Extract each record and reproduce it exactly.

Data for the task:
^^^^^^^^

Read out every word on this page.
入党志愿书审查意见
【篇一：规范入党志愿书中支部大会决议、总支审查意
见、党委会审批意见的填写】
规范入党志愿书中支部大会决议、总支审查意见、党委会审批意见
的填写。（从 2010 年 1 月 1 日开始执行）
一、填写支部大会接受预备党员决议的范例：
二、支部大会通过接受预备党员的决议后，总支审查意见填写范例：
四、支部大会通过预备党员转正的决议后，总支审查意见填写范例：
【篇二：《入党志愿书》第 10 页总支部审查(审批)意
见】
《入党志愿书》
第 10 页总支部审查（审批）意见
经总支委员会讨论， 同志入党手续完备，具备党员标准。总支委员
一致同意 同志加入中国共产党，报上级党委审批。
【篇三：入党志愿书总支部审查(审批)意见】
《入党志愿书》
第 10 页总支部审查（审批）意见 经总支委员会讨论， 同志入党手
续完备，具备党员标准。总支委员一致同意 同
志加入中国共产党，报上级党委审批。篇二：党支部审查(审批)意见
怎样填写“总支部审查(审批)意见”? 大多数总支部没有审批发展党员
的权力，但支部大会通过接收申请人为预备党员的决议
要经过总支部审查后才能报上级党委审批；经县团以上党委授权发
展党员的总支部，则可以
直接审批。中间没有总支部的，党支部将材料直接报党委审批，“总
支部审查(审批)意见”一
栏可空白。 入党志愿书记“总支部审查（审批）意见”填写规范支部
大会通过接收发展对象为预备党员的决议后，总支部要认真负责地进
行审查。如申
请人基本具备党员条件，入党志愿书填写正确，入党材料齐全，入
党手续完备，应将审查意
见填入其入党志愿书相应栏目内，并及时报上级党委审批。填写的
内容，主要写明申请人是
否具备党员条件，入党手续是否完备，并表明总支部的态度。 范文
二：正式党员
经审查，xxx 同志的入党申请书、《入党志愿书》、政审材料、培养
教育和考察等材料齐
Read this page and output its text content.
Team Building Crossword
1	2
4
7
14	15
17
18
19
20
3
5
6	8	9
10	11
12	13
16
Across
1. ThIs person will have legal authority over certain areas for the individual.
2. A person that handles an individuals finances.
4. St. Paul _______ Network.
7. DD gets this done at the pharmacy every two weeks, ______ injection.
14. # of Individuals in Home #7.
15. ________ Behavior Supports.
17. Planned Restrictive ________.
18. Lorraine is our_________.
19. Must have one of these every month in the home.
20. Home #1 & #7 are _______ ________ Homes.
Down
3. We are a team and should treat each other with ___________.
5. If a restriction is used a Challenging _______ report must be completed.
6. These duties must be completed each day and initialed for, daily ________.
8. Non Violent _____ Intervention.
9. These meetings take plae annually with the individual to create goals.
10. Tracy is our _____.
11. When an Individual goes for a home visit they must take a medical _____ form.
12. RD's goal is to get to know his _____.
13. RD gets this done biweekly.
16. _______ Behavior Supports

^^^^^^^^

Answer to the task:
Read out every word on this page.
入党志愿书审查意见
【篇一：规范入党志愿书中支部大会决议、总支审查意
见、党委会审批意见的填写】
规范入党志愿书中支部大会决议、总支审查意见、党委会审批意见
的填写。（从 2010 年 1 月 1 日开始执行）
一、填写支部大会接受预备党员决议的范例：
二、支部大会通过接受预备党员的决议后，总支审查意见填写范例：
四、支部大会通过预备党员转正的决议后，总支审查意见填写范例：
【篇二：《入党志愿书》第 10 页总支部审查(审批)意
见】
《入党志愿书》
第 10 页总支部审查（审批）意见
经总支委员会讨论， 同志入党手续完备，具备党员标准。总支委员
一致同意 同志加入中国共产党，报上级党委审批。
【篇三：入党志愿书总支部审查(审批)意见】
《入党志愿书》
第 10 页总支部审查（审批）意见 经总支委员会讨论， 同志入党手
续完备，具备党员标准。总支委员一致同意 同
志加入中国共产党，报上级党委审批。篇二：党支部审查(审批)意见
怎样填写“总支部审查(审批)意见”? 大多数总支部没有审批发展党员
的权力，但支部大会通过接收申请人为预备党员的决议
要经过总支部审查后才能报上级党委审批；经县团以上党委授权发
展党员的总支部，则可以
直接审批。中间没有总支部的，党支部将材料直接报党委审批，“总
支部审查(审批)意见”一
栏可空白。 入党志愿书记“总支部审查（审批）意见”填写规范支部
大会通过接收发展对象为预备党员的决议后，总支部要认真负责地进
行审查。如申
请人基本具备党员条件，入党志愿书填写正确，入党材料齐全，入
党手续完备，应将审查意
见填入其入党志愿书相应栏目内，并及时报上级党委审批。填写的
内容，主要写明申请人是
否具备党员条件，入党手续是否完备，并表明总支部的态度。 范文
二：正式党员
经审查，xxx 同志的入党申请书、《入党志愿书》、政审材料、培养
教育和考察等材料齐
Read this page and output its text content.
Team Building Crossword
1	2
4
7
14	15
17
18
19
20
3
5
6	8	9
10	11
12	13
16
Across
1. ThIs person will have legal authority over certain areas for the individual.
2. A person that handles an individuals finances.
4. St. Paul _______ Network.
7. DD gets this done at the pharmacy every two weeks, ______ injection.
14. # of Individuals in Home #7.
15. ________ Behavior Supports.
17. Planned Restrictive ________.
18. Lorraine is our_________.
19. Must have one of these every month in the home.
20. Home #1 & #7 are _______ ________ Homes.
Down
3. We are a team and should treat each other with ___________.
5. If a restriction is used a Challenging _______ report must be completed.
6. These duties must be completed each day and initialed for, daily ________.
8. Non Violent _____ Intervention.
9. These meetings take plae annually with the individual to create goals.
10. Tracy is our _____.
11. When an Individual goes for a home visit they must take a medical _____ form.
12. RD's goal is to get to know his _____.
13. RD gets this done biweekly.
16. _______ Behavior Supports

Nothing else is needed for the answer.